• _KETENTUAN TUGAS_
Tolong salin apa adanya baris-baris materi di bawah ini, dari baris yang memuat "header-item: 項目 bbox=[28, 53, 244, 72]" sampai baris yang memuat "286, 459, 370]", termasuk kedua baris itu.

• _ENTRI KUMPULAN DATA_
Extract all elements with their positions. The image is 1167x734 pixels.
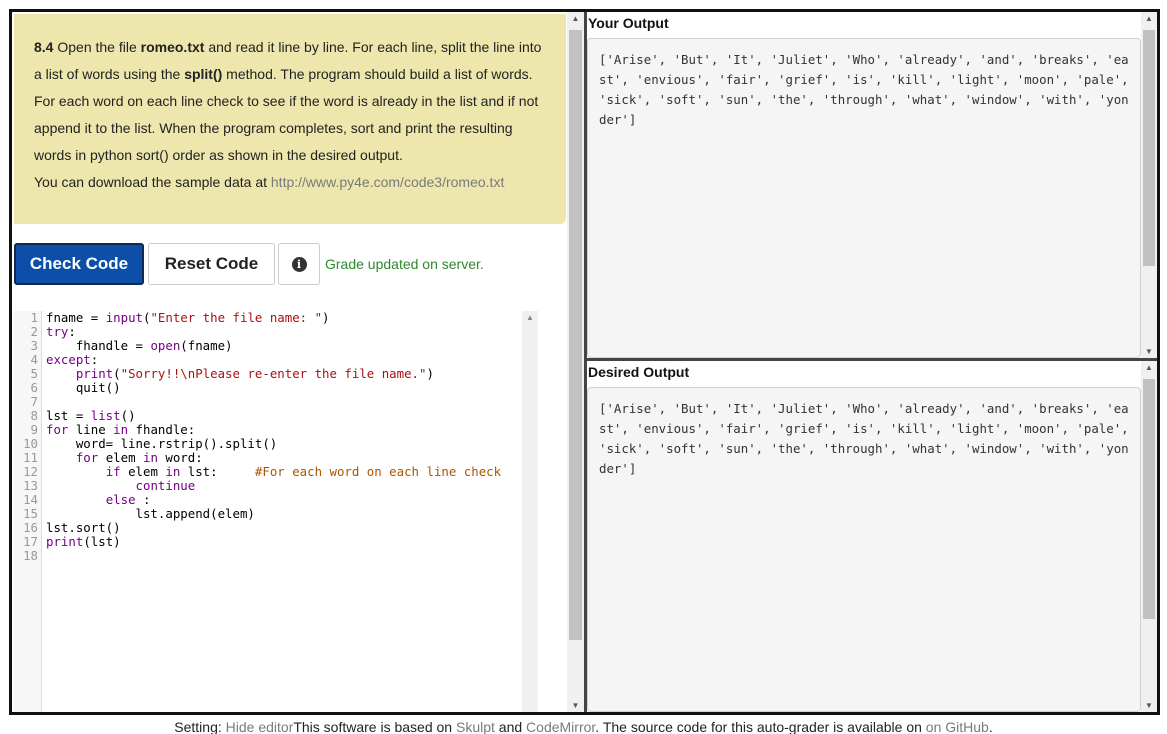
- line-number: 4: [30, 352, 38, 367]
- line-number: 11: [23, 450, 38, 465]
- download-text: You can download the sample data at: [34, 174, 271, 190]
- your-output-box: ['Arise', 'But', 'It', 'Juliet', 'Who', …: [587, 38, 1141, 358]
- scroll-down-arrow-icon[interactable]: ▼: [1141, 347, 1157, 356]
- download-link[interactable]: http://www.py4e.com/code3/romeo.txt: [271, 174, 504, 190]
- code-line: 1 fname = input("Enter the file name: "): [14, 311, 534, 325]
- scrollbar-thumb[interactable]: [569, 30, 582, 640]
- code-line: 8 lst = list(): [14, 409, 534, 423]
- code-line: 3 fhandle = open(fname): [14, 339, 534, 353]
- code-line: 11 for elem in word:: [14, 451, 534, 465]
- hide-editor-link[interactable]: Hide editor: [226, 719, 294, 734]
- footer-text: . The source code for this auto-grader i…: [595, 719, 926, 734]
- grade-status: Grade updated on server.: [325, 256, 484, 272]
- line-number: 16: [23, 520, 38, 535]
- line-number: 12: [23, 464, 38, 479]
- desired-output-scrollbar[interactable]: ▲ ▼: [1141, 361, 1157, 712]
- line-number: 18: [23, 548, 38, 563]
- code-line: 10 word= line.rstrip().split(): [14, 437, 534, 451]
- desired-output-pane: Desired Output ['Arise', 'But', 'It', 'J…: [587, 361, 1157, 712]
- line-number: 1: [30, 310, 38, 325]
- autograder-frame: 8.4 Open the file romeo.txt and read it …: [9, 9, 1160, 715]
- check-code-button[interactable]: Check Code: [14, 243, 144, 285]
- info-button[interactable]: i: [278, 243, 320, 285]
- your-output-pane: Your Output ['Arise', 'But', 'It', 'Juli…: [587, 12, 1157, 358]
- code-line: 13 continue: [14, 479, 534, 493]
- line-number: 13: [23, 478, 38, 493]
- codemirror-link[interactable]: CodeMirror: [526, 719, 595, 734]
- assignment-description: 8.4 Open the file romeo.txt and read it …: [34, 34, 546, 169]
- your-output-title: Your Output: [588, 15, 669, 31]
- download-line: You can download the sample data at http…: [34, 169, 546, 196]
- line-number: 2: [30, 324, 38, 339]
- line-number: 17: [23, 534, 38, 549]
- scroll-up-arrow-icon[interactable]: ▲: [1141, 363, 1157, 372]
- code-line: 6 quit(): [14, 381, 534, 395]
- line-number: 3: [30, 338, 38, 353]
- scrollbar-thumb[interactable]: [1143, 379, 1155, 619]
- toolbar: Check Code Reset Code i Grade updated on…: [14, 243, 566, 285]
- info-icon: i: [291, 256, 307, 272]
- footer-text: and: [494, 719, 527, 734]
- code-line: 9 for line in fhandle:: [14, 423, 534, 437]
- file-name: romeo.txt: [140, 39, 205, 55]
- line-number: 7: [30, 394, 38, 409]
- assignment-number: 8.4: [34, 39, 54, 55]
- desired-output-title: Desired Output: [588, 364, 690, 380]
- left-pane: 8.4 Open the file romeo.txt and read it …: [12, 12, 567, 712]
- line-number: 9: [30, 422, 38, 437]
- line-number: 8: [30, 408, 38, 423]
- code-line: 12 if elem in lst: #For each word on eac…: [14, 465, 534, 479]
- scrollbar-thumb[interactable]: [1143, 30, 1155, 266]
- reset-code-button[interactable]: Reset Code: [148, 243, 275, 285]
- scroll-up-arrow-icon[interactable]: ▲: [522, 313, 538, 322]
- left-pane-scrollbar[interactable]: ▲ ▼: [567, 12, 584, 712]
- code-editor[interactable]: 1 fname = input("Enter the file name: ") …: [14, 311, 538, 712]
- line-number: 6: [30, 380, 38, 395]
- code-line: 16 lst.sort(): [14, 521, 534, 535]
- line-number: 5: [30, 366, 38, 381]
- editor-scrollbar[interactable]: ▲: [522, 311, 538, 712]
- footer: Setting: Hide editorThis software is bas…: [0, 717, 1167, 734]
- scroll-up-arrow-icon[interactable]: ▲: [1141, 14, 1157, 23]
- line-number: 14: [23, 492, 38, 507]
- code-line: 17 print(lst): [14, 535, 534, 549]
- your-output-scrollbar[interactable]: ▲ ▼: [1141, 12, 1157, 358]
- code-line: 18: [14, 549, 534, 563]
- scroll-down-arrow-icon[interactable]: ▼: [1141, 701, 1157, 710]
- footer-text: This software is based on: [293, 719, 456, 734]
- line-number: 15: [23, 506, 38, 521]
- code-line: 5 print("Sorry!!\nPlease re-enter the fi…: [14, 367, 534, 381]
- method-name: split(): [184, 66, 223, 82]
- code-line: 4 except:: [14, 353, 534, 367]
- github-link[interactable]: on GitHub: [926, 719, 989, 734]
- code-line: 15 lst.append(elem): [14, 507, 534, 521]
- code-line: 14 else :: [14, 493, 534, 507]
- desired-output-box: ['Arise', 'But', 'It', 'Juliet', 'Who', …: [587, 387, 1141, 712]
- instruction-text: Open the file: [53, 39, 141, 55]
- code-line: 7: [14, 395, 534, 409]
- assignment-instructions: 8.4 Open the file romeo.txt and read it …: [14, 14, 566, 224]
- skulpt-link[interactable]: Skulpt: [456, 719, 495, 734]
- scroll-down-arrow-icon[interactable]: ▼: [567, 701, 584, 710]
- footer-text: .: [988, 719, 993, 734]
- line-number: 10: [23, 436, 38, 451]
- footer-text: Setting:: [174, 719, 226, 734]
- scroll-up-arrow-icon[interactable]: ▲: [567, 14, 584, 23]
- code-line: 2 try:: [14, 325, 534, 339]
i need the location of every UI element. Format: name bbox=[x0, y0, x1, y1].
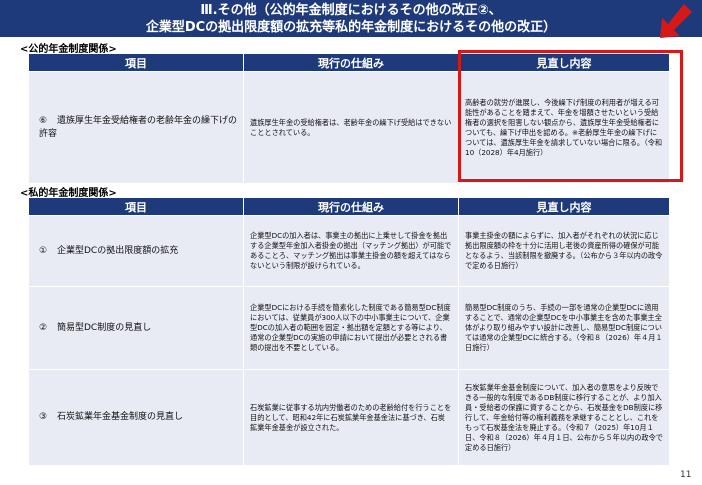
header-item: 項目 bbox=[28, 53, 244, 72]
red-highlight-box bbox=[458, 50, 683, 182]
item-cell: ③ 石炭鉱業年金基金制度の見直し bbox=[28, 369, 244, 466]
banner-line-2: 企業型DCの拠出限度額の拡充等私的年金制度におけるその他の改正） bbox=[145, 20, 557, 35]
current-cell: 石炭鉱業に従事する坑内労働者のための老齢給付を行うことを目的として、昭和42年に… bbox=[243, 369, 459, 466]
header-revision: 見直し内容 bbox=[458, 197, 670, 216]
item-cell: ① 企業型DCの拠出限度額の拡充 bbox=[28, 215, 244, 287]
current-cell: 企業型DCにおける手続を簡素化した制度である簡易型DC制度においては、従業員が3… bbox=[243, 286, 459, 370]
table-row: ③ 石炭鉱業年金基金制度の見直し 石炭鉱業に従事する坑内労働者のための老齢給付を行… bbox=[28, 369, 670, 466]
item-label: 石炭鉱業年金基金制度の見直し bbox=[57, 412, 184, 422]
banner-line-1: Ⅲ.その他（公的年金制度におけるその他の改正②、 bbox=[200, 3, 502, 18]
item-cell: ② 簡易型DC制度の見直し bbox=[28, 286, 244, 370]
page-number: 11 bbox=[680, 470, 692, 480]
table-row: ① 企業型DCの拠出限度額の拡充 企業型DCの加入者は、事業主の拠出に上乗せして掛… bbox=[28, 215, 670, 287]
table-header-row: 項目 現行の仕組み 見直し内容 bbox=[28, 197, 670, 216]
item-number: ⑥ bbox=[39, 115, 48, 126]
revision-cell: 石炭鉱業年金基金制度について、加入者の意思をより反映できる一般的な制度であるDB… bbox=[458, 369, 670, 466]
header-current: 現行の仕組み bbox=[243, 197, 459, 216]
item-number: ① bbox=[39, 245, 48, 256]
revision-cell: 事業主掛金の額によらずに、加入者がそれぞれの状況に応じ拠出限度額の枠を十分に活用… bbox=[458, 215, 670, 287]
red-arrow-icon bbox=[660, 4, 692, 38]
current-cell: 遺族厚生年金の受給権者は、老齢年金の繰下げ受給はできないこととされている。 bbox=[243, 71, 459, 184]
private-pension-table: 項目 現行の仕組み 見直し内容 ① 企業型DCの拠出限度額の拡充 企業型DCの加入… bbox=[28, 197, 670, 466]
header-current: 現行の仕組み bbox=[243, 53, 459, 72]
current-cell: 企業型DCの加入者は、事業主の拠出に上乗せして掛金を拠出する企業型年金加入者掛金… bbox=[243, 215, 459, 287]
item-number: ③ bbox=[39, 412, 48, 422]
item-number: ② bbox=[39, 322, 48, 333]
item-label: 企業型DCの拠出限度額の拡充 bbox=[57, 245, 179, 256]
title-banner: Ⅲ.その他（公的年金制度におけるその他の改正②、 企業型DCの拠出限度額の拡充等… bbox=[0, 0, 702, 37]
header-item: 項目 bbox=[28, 197, 244, 216]
item-cell: ⑥ 遺族厚生年金受給権者の老齢年金の繰下げの許容 bbox=[28, 71, 244, 184]
item-label: 遺族厚生年金受給権者の老齢年金の繰下げの許容 bbox=[39, 115, 238, 139]
table-row: ② 簡易型DC制度の見直し 企業型DCにおける手続を簡素化した制度である簡易型DC… bbox=[28, 286, 670, 370]
revision-cell: 簡易型DC制度のうち、手続の一部を通常の企業型DCに適用することで、通常の企業型… bbox=[458, 286, 670, 370]
item-label: 簡易型DC制度の見直し bbox=[57, 322, 152, 333]
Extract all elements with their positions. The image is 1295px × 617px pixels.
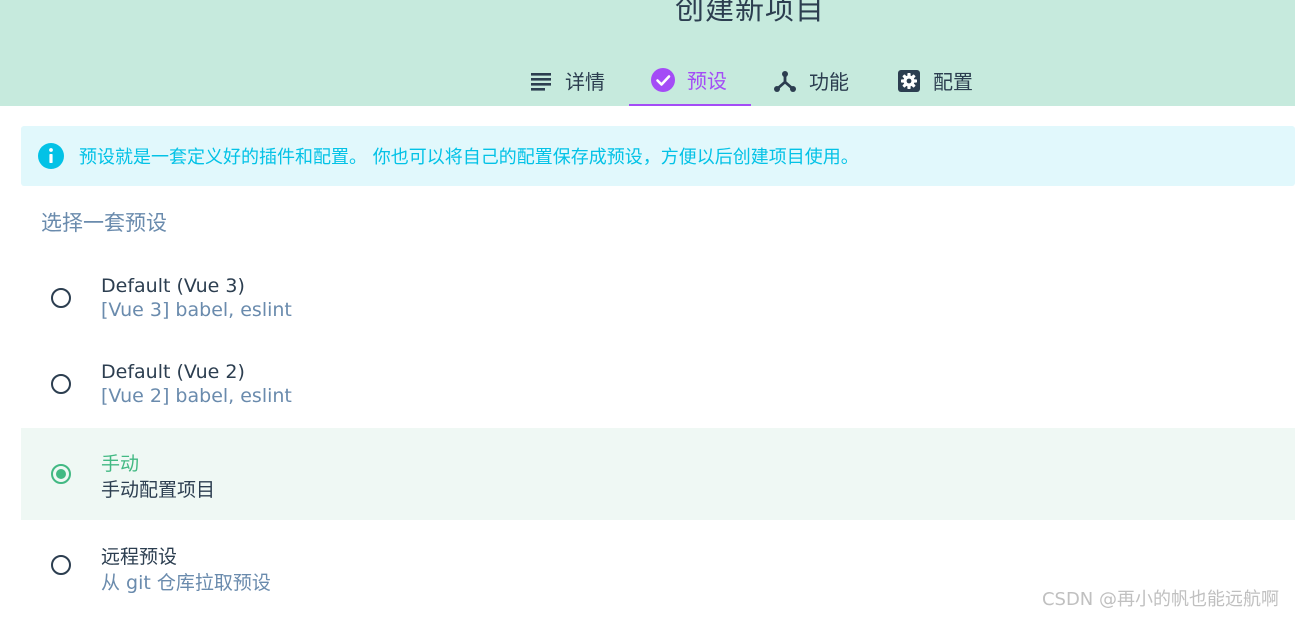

• _PENYELESAIAN MASALAH_
header-item: 項目 bbox=[28, 53, 244, 72]
red-highlight-box bbox=[458, 50, 683, 182]
item-cell: ③ 石炭鉱業年金基金制度の見直し bbox=[28, 369, 244, 466]
banner-line-2: 企業型DCの拠出限度額の拡充等私的年金制度におけるその他の改正） bbox=[145, 20, 557, 35]
current-cell: 石炭鉱業に従事する坑内労働者のための老齢給付を行うことを目的として、昭和42年に… bbox=[243, 369, 459, 466]
header-revision: 見直し内容 bbox=[458, 197, 670, 216]
item-cell: ① 企業型DCの拠出限度額の拡充 bbox=[28, 215, 244, 287]
current-cell: 企業型DCにおける手続を簡素化した制度である簡易型DC制度においては、従業員が3… bbox=[243, 286, 459, 370]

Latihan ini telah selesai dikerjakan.